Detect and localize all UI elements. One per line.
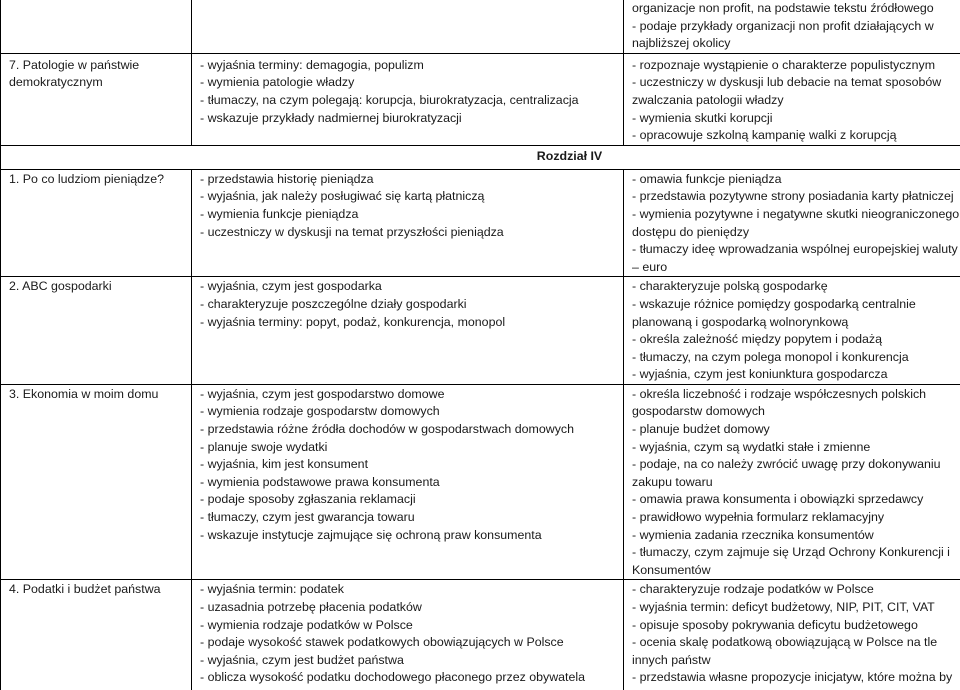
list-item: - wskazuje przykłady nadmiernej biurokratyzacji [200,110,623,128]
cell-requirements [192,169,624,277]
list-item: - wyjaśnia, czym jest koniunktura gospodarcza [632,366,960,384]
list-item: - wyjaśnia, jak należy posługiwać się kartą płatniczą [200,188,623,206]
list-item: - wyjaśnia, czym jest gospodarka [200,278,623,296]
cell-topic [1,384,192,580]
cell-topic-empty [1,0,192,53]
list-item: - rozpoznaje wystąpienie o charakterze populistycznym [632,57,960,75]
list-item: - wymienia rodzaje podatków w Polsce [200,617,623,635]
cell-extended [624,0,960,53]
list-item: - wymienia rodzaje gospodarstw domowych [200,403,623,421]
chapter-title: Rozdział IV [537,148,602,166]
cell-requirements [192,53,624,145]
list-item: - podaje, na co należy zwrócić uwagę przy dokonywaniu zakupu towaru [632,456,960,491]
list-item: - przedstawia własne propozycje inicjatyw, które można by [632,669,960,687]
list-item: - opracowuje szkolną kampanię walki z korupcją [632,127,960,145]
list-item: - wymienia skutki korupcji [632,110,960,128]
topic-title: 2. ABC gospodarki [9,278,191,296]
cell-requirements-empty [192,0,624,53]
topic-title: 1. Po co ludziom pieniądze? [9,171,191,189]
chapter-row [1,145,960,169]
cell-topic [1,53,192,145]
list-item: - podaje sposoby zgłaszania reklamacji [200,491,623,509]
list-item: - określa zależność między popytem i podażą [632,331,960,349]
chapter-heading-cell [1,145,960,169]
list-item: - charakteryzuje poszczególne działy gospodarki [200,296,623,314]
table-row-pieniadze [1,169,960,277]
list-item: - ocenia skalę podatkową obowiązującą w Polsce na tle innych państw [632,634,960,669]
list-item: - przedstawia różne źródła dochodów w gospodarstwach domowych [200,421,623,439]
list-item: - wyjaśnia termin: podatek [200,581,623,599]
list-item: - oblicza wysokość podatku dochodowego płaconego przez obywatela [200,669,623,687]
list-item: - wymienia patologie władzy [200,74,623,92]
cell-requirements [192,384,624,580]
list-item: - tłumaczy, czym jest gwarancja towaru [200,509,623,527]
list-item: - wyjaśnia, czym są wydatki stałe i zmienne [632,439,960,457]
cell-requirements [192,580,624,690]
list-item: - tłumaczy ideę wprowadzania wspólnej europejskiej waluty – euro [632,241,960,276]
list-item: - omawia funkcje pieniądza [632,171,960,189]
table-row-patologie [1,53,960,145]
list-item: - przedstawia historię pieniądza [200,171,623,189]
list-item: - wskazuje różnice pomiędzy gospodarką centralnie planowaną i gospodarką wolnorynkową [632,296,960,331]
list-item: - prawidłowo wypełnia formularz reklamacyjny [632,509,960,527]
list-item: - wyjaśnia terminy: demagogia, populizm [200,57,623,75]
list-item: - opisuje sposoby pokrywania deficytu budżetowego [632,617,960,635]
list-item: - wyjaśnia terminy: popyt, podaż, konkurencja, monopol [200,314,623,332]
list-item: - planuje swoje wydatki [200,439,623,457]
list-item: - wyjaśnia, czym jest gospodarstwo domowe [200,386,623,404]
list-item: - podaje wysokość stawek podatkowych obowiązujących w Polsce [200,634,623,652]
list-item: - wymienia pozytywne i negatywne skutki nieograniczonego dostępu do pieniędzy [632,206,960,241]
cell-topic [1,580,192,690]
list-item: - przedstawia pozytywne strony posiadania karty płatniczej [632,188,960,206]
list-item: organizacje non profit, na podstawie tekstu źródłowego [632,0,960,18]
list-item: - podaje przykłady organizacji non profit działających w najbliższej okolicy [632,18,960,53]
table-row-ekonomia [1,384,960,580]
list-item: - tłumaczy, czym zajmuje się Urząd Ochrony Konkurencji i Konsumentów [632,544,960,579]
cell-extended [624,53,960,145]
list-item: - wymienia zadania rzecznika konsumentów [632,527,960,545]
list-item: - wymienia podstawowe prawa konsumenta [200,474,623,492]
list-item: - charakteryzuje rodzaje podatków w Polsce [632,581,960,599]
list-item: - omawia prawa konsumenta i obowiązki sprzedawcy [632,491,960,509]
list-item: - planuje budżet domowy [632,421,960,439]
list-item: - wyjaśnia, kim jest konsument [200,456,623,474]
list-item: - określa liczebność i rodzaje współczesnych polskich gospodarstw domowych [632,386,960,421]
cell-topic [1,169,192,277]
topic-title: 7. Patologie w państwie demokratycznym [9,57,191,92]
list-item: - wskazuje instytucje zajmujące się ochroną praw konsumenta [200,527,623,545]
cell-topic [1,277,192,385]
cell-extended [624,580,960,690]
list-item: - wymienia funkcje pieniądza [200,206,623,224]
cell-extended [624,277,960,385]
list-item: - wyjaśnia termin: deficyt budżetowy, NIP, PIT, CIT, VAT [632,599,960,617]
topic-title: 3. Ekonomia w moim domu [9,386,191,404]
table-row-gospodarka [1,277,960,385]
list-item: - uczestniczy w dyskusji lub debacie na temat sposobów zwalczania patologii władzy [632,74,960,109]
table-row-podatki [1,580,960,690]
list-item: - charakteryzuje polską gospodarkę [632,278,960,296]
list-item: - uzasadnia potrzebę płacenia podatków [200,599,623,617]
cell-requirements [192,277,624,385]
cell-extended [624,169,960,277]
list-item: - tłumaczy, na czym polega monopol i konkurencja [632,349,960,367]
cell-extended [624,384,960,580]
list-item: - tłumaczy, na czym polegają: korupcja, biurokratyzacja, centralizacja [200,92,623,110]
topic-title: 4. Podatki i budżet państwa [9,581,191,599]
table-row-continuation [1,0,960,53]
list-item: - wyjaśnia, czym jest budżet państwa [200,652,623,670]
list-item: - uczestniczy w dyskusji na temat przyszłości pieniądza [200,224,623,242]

Task requirements →
Reproduce the lines of the listing above, starting with the line containing "list-item: - wskazuje przykłady" and going on through the line containing "cell-topic [1,384,192,580]", substituting "objaśnia" for "wyjaśnia" and leaving all else unchanged.

The completed task →
list-item: - wskazuje przykłady nadmiernej biurokratyzacji [200,110,623,128]
cell-requirements [192,169,624,277]
list-item: - objaśnia, czym jest koniunktura gospodarcza [632,366,960,384]
list-item: - objaśnia, jak należy posługiwać się kartą płatniczą [200,188,623,206]
list-item: - objaśnia, czym jest gospodarka [200,278,623,296]
cell-topic [1,384,192,580]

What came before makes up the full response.